▸ **Objective**:
Render the following material again verbatim, leaving nothing out.

▸ **Collected data**:
^^^^

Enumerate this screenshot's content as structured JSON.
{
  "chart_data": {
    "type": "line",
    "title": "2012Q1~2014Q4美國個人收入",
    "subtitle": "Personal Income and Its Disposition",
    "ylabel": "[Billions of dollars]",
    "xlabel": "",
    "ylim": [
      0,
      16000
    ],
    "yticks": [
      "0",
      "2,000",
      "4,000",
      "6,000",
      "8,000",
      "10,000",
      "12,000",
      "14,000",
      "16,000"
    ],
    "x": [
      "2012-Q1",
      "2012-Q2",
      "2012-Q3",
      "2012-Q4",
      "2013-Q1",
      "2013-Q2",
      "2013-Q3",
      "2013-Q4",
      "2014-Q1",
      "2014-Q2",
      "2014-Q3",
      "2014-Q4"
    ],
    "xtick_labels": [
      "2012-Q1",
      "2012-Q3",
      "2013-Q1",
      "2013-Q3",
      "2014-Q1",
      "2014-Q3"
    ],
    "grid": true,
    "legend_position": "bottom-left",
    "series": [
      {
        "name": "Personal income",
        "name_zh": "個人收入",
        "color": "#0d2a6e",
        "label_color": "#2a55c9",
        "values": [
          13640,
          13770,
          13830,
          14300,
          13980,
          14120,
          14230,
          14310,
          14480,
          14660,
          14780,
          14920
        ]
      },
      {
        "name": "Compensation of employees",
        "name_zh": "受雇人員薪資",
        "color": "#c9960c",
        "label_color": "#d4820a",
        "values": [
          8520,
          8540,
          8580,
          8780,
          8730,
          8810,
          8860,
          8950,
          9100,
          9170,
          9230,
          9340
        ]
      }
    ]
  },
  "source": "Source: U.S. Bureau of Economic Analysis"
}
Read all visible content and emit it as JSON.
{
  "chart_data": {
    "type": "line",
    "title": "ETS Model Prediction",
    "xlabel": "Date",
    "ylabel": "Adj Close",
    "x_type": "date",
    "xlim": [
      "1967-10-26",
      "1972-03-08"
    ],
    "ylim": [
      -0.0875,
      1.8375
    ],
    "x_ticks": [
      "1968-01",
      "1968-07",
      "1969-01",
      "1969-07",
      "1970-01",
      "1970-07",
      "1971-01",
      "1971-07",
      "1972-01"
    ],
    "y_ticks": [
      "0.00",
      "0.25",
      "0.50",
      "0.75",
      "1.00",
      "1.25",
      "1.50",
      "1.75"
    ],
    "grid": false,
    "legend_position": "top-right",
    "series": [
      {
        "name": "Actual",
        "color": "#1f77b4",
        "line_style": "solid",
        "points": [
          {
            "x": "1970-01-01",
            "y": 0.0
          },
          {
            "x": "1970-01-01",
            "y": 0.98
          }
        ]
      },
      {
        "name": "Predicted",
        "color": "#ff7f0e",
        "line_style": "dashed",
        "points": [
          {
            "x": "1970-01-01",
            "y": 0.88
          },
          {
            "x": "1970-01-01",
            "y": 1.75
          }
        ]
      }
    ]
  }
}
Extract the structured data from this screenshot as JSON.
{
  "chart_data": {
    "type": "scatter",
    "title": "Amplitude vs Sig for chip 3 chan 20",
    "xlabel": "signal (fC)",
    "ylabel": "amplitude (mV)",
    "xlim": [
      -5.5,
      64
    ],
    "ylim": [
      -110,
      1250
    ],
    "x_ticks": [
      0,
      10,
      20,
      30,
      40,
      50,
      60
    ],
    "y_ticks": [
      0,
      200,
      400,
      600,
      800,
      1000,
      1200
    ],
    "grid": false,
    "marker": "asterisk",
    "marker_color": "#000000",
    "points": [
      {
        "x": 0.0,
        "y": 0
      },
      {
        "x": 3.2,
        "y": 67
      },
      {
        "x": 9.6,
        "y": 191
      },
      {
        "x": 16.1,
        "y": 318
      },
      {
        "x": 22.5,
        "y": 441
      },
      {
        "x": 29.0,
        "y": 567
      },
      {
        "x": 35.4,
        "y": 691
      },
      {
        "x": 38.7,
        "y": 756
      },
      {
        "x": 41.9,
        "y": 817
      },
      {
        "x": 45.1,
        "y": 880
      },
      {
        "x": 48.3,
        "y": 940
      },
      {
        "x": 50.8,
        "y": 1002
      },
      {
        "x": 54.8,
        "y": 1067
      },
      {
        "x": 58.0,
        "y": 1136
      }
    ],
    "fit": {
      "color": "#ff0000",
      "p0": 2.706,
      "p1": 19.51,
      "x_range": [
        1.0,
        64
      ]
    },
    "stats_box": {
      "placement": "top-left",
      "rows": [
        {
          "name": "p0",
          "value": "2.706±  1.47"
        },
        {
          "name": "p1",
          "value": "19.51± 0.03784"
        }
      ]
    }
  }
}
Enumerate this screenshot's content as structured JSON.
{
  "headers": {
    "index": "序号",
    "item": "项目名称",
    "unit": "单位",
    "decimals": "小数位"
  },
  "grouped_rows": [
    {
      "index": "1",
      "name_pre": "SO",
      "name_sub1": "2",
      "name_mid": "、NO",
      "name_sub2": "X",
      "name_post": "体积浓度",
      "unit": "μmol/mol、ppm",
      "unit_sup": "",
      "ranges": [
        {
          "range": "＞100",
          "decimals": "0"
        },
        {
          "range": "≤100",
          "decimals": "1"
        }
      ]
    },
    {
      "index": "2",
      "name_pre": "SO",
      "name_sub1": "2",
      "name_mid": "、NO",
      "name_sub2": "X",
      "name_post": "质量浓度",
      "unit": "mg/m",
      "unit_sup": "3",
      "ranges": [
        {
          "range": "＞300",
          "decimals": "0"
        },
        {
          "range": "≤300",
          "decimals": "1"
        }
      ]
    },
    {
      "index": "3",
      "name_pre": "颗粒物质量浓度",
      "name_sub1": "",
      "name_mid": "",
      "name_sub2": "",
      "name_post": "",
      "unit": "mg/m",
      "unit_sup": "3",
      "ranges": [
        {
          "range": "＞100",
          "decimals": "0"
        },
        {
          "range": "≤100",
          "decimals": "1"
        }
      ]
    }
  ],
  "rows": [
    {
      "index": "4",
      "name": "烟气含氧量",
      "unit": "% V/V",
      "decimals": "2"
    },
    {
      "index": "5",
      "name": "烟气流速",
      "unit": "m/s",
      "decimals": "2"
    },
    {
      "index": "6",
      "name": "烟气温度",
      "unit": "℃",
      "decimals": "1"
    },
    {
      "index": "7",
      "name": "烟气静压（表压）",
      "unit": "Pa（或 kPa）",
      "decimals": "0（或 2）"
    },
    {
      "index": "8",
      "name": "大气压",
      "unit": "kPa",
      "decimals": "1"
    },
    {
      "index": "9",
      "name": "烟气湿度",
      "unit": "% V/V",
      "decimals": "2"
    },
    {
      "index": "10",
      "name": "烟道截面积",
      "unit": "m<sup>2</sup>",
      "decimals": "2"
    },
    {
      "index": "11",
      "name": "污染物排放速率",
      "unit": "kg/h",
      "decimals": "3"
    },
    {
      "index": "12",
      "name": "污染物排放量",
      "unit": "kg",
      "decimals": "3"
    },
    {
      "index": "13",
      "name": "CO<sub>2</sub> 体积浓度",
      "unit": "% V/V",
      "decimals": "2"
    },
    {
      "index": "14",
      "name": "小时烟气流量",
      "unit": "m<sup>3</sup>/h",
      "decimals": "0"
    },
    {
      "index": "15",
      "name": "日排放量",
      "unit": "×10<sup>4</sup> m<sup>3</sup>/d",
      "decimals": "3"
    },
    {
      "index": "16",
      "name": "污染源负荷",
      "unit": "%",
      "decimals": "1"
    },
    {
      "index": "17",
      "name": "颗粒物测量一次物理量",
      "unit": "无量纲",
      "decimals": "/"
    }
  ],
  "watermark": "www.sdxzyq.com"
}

^^^^

▸ **Completed exercise**:
Enumerate this screenshot's content as structured JSON.
{
  "chart_data": {
    "type": "line",
    "title": "2012Q1~2014Q4美國個人收入",
    "subtitle": "Personal Income and Its Disposition",
    "ylabel": "[Billions of dollars]",
    "xlabel": "",
    "ylim": [
      0,
      16000
    ],
    "yticks": [
      "0",
      "2,000",
      "4,000",
      "6,000",
      "8,000",
      "10,000",
      "12,000",
      "14,000",
      "16,000"
    ],
    "x": [
      "2012-Q1",
      "2012-Q2",
      "2012-Q3",
      "2012-Q4",
      "2013-Q1",
      "2013-Q2",
      "2013-Q3",
      "2013-Q4",
      "2014-Q1",
      "2014-Q2",
      "2014-Q3",
      "2014-Q4"
    ],
    "xtick_labels": [
      "2012-Q1",
      "2012-Q3",
      "2013-Q1",
      "2013-Q3",
      "2014-Q1",
      "2014-Q3"
    ],
    "grid": true,
    "legend_position": "bottom-left",
    "series": [
      {
        "name": "Personal income",
        "name_zh": "個人收入",
        "color": "#0d2a6e",
        "label_color": "#2a55c9",
        "values": [
          13640,
          13770,
          13830,
          14300,
          13980,
          14120,
          14230,
          14310,
          14480,
          14660,
          14780,
          14920
        ]
      },
      {
        "name": "Compensation of employees",
        "name_zh": "受雇人員薪資",
        "color": "#c9960c",
        "label_color": "#d4820a",
        "values": [
          8520,
          8540,
          8580,
          8780,
          8730,
          8810,
          8860,
          8950,
          9100,
          9170,
          9230,
          9340
        ]
      }
    ]
  },
  "source": "Source: U.S. Bureau of Economic Analysis"
}
Read all visible content and emit it as JSON.
{
  "chart_data": {
    "type": "line",
    "title": "ETS Model Prediction",
    "xlabel": "Date",
    "ylabel": "Adj Close",
    "x_type": "date",
    "xlim": [
      "1967-10-26",
      "1972-03-08"
    ],
    "ylim": [
      -0.0875,
      1.8375
    ],
    "x_ticks": [
      "1968-01",
      "1968-07",
      "1969-01",
      "1969-07",
      "1970-01",
      "1970-07",
      "1971-01",
      "1971-07",
      "1972-01"
    ],
    "y_ticks": [
      "0.00",
      "0.25",
      "0.50",
      "0.75",
      "1.00",
      "1.25",
      "1.50",
      "1.75"
    ],
    "grid": false,
    "legend_position": "top-right",
    "series": [
      {
        "name": "Actual",
        "color": "#1f77b4",
        "line_style": "solid",
        "points": [
          {
            "x": "1970-01-01",
            "y": 0.0
          },
          {
            "x": "1970-01-01",
            "y": 0.98
          }
        ]
      },
      {
        "name": "Predicted",
        "color": "#ff7f0e",
        "line_style": "dashed",
        "points": [
          {
            "x": "1970-01-01",
            "y": 0.88
          },
          {
            "x": "1970-01-01",
            "y": 1.75
          }
        ]
      }
    ]
  }
}
Extract the structured data from this screenshot as JSON.
{
  "chart_data": {
    "type": "scatter",
    "title": "Amplitude vs Sig for chip 3 chan 20",
    "xlabel": "signal (fC)",
    "ylabel": "amplitude (mV)",
    "xlim": [
      -5.5,
      64
    ],
    "ylim": [
      -110,
      1250
    ],
    "x_ticks": [
      0,
      10,
      20,
      30,
      40,
      50,
      60
    ],
    "y_ticks": [
      0,
      200,
      400,
      600,
      800,
      1000,
      1200
    ],
    "grid": false,
    "marker": "asterisk",
    "marker_color": "#000000",
    "points": [
      {
        "x": 0.0,
        "y": 0
      },
      {
        "x": 3.2,
        "y": 67
      },
      {
        "x": 9.6,
        "y": 191
      },
      {
        "x": 16.1,
        "y": 318
      },
      {
        "x": 22.5,
        "y": 441
      },
      {
        "x": 29.0,
        "y": 567
      },
      {
        "x": 35.4,
        "y": 691
      },
      {
        "x": 38.7,
        "y": 756
      },
      {
        "x": 41.9,
        "y": 817
      },
      {
        "x": 45.1,
        "y": 880
      },
      {
        "x": 48.3,
        "y": 940
      },
      {
        "x": 50.8,
        "y": 1002
      },
      {
        "x": 54.8,
        "y": 1067
      },
      {
        "x": 58.0,
        "y": 1136
      }
    ],
    "fit": {
      "color": "#ff0000",
      "p0": 2.706,
      "p1": 19.51,
      "x_range": [
        1.0,
        64
      ]
    },
    "stats_box": {
      "placement": "top-left",
      "rows": [
        {
          "name": "p0",
          "value": "2.706±  1.47"
        },
        {
          "name": "p1",
          "value": "19.51± 0.03784"
        }
      ]
    }
  }
}
Enumerate this screenshot's content as structured JSON.
{
  "headers": {
    "index": "序号",
    "item": "项目名称",
    "unit": "单位",
    "decimals": "小数位"
  },
  "grouped_rows": [
    {
      "index": "1",
      "name_pre": "SO",
      "name_sub1": "2",
      "name_mid": "、NO",
      "name_sub2": "X",
      "name_post": "体积浓度",
      "unit": "μmol/mol、ppm",
      "unit_sup": "",
      "ranges": [
        {
          "range": "＞100",
          "decimals": "0"
        },
        {
          "range": "≤100",
          "decimals": "1"
        }
      ]
    },
    {
      "index": "2",
      "name_pre": "SO",
      "name_sub1": "2",
      "name_mid": "、NO",
      "name_sub2": "X",
      "name_post": "质量浓度",
      "unit": "mg/m",
      "unit_sup": "3",
      "ranges": [
        {
          "range": "＞300",
          "decimals": "0"
        },
        {
          "range": "≤300",
          "decimals": "1"
        }
      ]
    },
    {
      "index": "3",
      "name_pre": "颗粒物质量浓度",
      "name_sub1": "",
      "name_mid": "",
      "name_sub2": "",
      "name_post": "",
      "unit": "mg/m",
      "unit_sup": "3",
      "ranges": [
        {
          "range": "＞100",
          "decimals": "0"
        },
        {
          "range": "≤100",
          "decimals": "1"
        }
      ]
    }
  ],
  "rows": [
    {
      "index": "4",
      "name": "烟气含氧量",
      "unit": "% V/V",
      "decimals": "2"
    },
    {
      "index": "5",
      "name": "烟气流速",
      "unit": "m/s",
      "decimals": "2"
    },
    {
      "index": "6",
      "name": "烟气温度",
      "unit": "℃",
      "decimals": "1"
    },
    {
      "index": "7",
      "name": "烟气静压（表压）",
      "unit": "Pa（或 kPa）",
      "decimals": "0（或 2）"
    },
    {
      "index": "8",
      "name": "大气压",
      "unit": "kPa",
      "decimals": "1"
    },
    {
      "index": "9",
      "name": "烟气湿度",
      "unit": "% V/V",
      "decimals": "2"
    },
    {
      "index": "10",
      "name": "烟道截面积",
      "unit": "m<sup>2</sup>",
      "decimals": "2"
    },
    {
      "index": "11",
      "name": "污染物排放速率",
      "unit": "kg/h",
      "decimals": "3"
    },
    {
      "index": "12",
      "name": "污染物排放量",
      "unit": "kg",
      "decimals": "3"
    },
    {
      "index": "13",
      "name": "CO<sub>2</sub> 体积浓度",
      "unit": "% V/V",
      "decimals": "2"
    },
    {
      "index": "14",
      "name": "小时烟气流量",
      "unit": "m<sup>3</sup>/h",
      "decimals": "0"
    },
    {
      "index": "15",
      "name": "日排放量",
      "unit": "×10<sup>4</sup> m<sup>3</sup>/d",
      "decimals": "3"
    },
    {
      "index": "16",
      "name": "污染源负荷",
      "unit": "%",
      "decimals": "1"
    },
    {
      "index": "17",
      "name": "颗粒物测量一次物理量",
      "unit": "无量纲",
      "decimals": "/"
    }
  ],
  "watermark": "www.sdxzyq.com"
}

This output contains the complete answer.